What you have to do: Select and reproduce each line of the listing below that bears the string "paragraph".

%%

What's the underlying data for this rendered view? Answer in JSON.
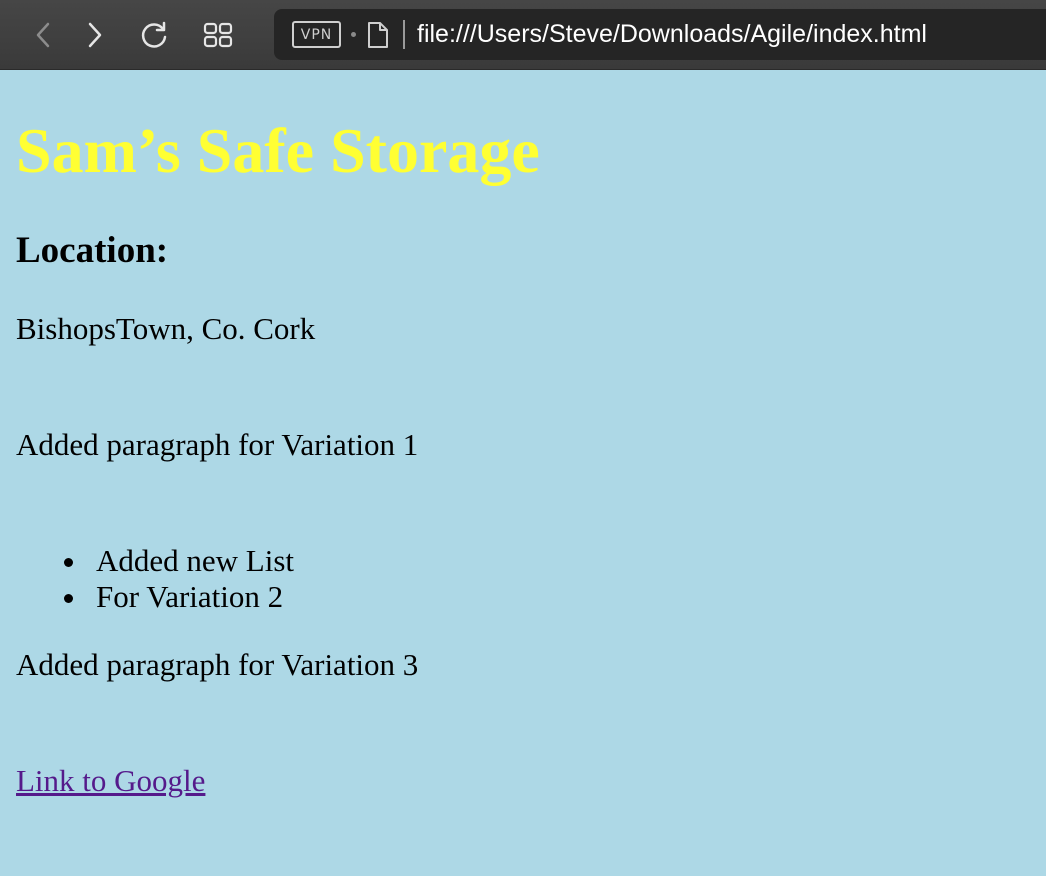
{
  "browser": {
    "url": "file:///Users/Steve/Downloads/Agile/index.html",
    "vpn_label": "VPN",
    "toolbar_color": "#3f3f3f",
    "urlbar_color": "#252525"
  },
  "page": {
    "background_color": "#add8e6",
    "title": "Sam’s Safe Storage",
    "title_color": "#ffff33",
    "location_heading": "Location:",
    "location_text": "BishopsTown, Co. Cork",
    "paragraph_1": "Added paragraph for Variation 1",
    "list_items": [
      "Added new List",
      "For Variation 2"
    ],
    "paragraph_3": "Added paragraph for Variation 3",
    "link_text": "Link to Google",
    "link_color": "#551a8b"
  }
}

%%

Right answer:
    "paragraph_1": "Added paragraph for Variation 1",
    "paragraph_3": "Added paragraph for Variation 3",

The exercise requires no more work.